* Task description
Copy the lines below word for word, leaving out the picture.

* Exercise material
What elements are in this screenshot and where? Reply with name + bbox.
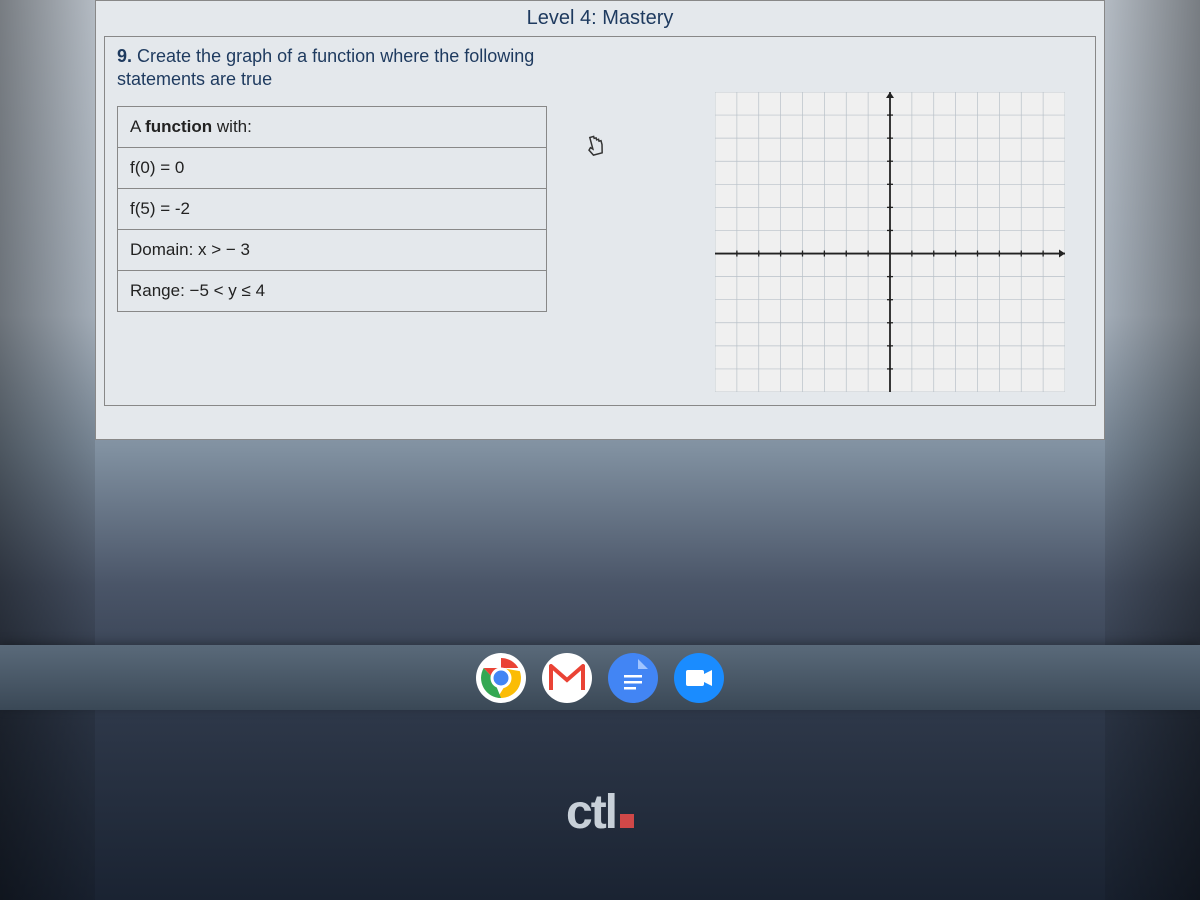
taskbar — [0, 645, 1200, 710]
brand-logo: ctl — [566, 785, 634, 840]
level-header: Level 4: Mastery — [96, 1, 1104, 36]
bezel-left — [0, 0, 95, 900]
question-number: 9. — [117, 46, 132, 66]
condition-row: Domain: x > − 3 — [118, 229, 547, 270]
hand-cursor-icon[interactable] — [581, 129, 613, 168]
question-prompt: 9. Create the graph of a function where … — [105, 37, 585, 102]
docs-app-icon[interactable] — [608, 653, 658, 703]
condition-row: f(5) = -2 — [118, 188, 547, 229]
chrome-app-icon[interactable] — [476, 653, 526, 703]
brand-dot-icon — [620, 814, 634, 828]
coordinate-plane[interactable] — [715, 92, 1065, 392]
worksheet-content: Level 4: Mastery 9. Create the graph of … — [95, 0, 1105, 440]
question-text: Create the graph of a function where the… — [117, 46, 534, 89]
bezel-right — [1105, 0, 1200, 900]
condition-row: f(0) = 0 — [118, 147, 547, 188]
condition-row: Range: −5 < y ≤ 4 — [118, 270, 547, 311]
conditions-table: A function with: f(0) = 0 f(5) = -2 Doma… — [117, 106, 547, 312]
gmail-app-icon[interactable] — [542, 653, 592, 703]
question-box: 9. Create the graph of a function where … — [104, 36, 1096, 406]
conditions-header: A function with: — [118, 106, 547, 147]
camera-app-icon[interactable] — [674, 653, 724, 703]
graph-svg[interactable] — [715, 92, 1065, 392]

* Finished task
What elements are in this screenshot and where? Reply with name + bbox.
taskbar — [0, 645, 1200, 710]
brand-logo: ctl — [566, 785, 634, 840]
level-header: Level 4: Mastery — [96, 1, 1104, 36]
bezel-left — [0, 0, 95, 900]
question-number: 9. — [117, 46, 132, 66]
condition-row: Domain: x > − 3 — [118, 229, 547, 270]
hand-cursor-icon[interactable] — [581, 129, 613, 168]
question-prompt: 9. Create the graph of a function where … — [105, 37, 585, 102]
docs-app-icon[interactable] — [608, 653, 658, 703]
condition-row: f(5) = -2 — [118, 188, 547, 229]
chrome-app-icon[interactable] — [476, 653, 526, 703]
brand-dot-icon — [620, 814, 634, 828]
coordinate-plane[interactable] — [715, 92, 1065, 392]
worksheet-content: Level 4: Mastery 9. Create the graph of … — [95, 0, 1105, 440]
question-text: Create the graph of a function where the… — [117, 46, 534, 89]
bezel-right — [1105, 0, 1200, 900]
condition-row: f(0) = 0 — [118, 147, 547, 188]
condition-row: Range: −5 < y ≤ 4 — [118, 270, 547, 311]
conditions-table: A function with: f(0) = 0 f(5) = -2 Doma… — [117, 106, 547, 312]
gmail-app-icon[interactable] — [542, 653, 592, 703]
question-box: 9. Create the graph of a function where … — [104, 36, 1096, 406]
conditions-header: A function with: — [118, 106, 547, 147]
camera-app-icon[interactable] — [674, 653, 724, 703]
graph-svg[interactable] — [715, 92, 1065, 392]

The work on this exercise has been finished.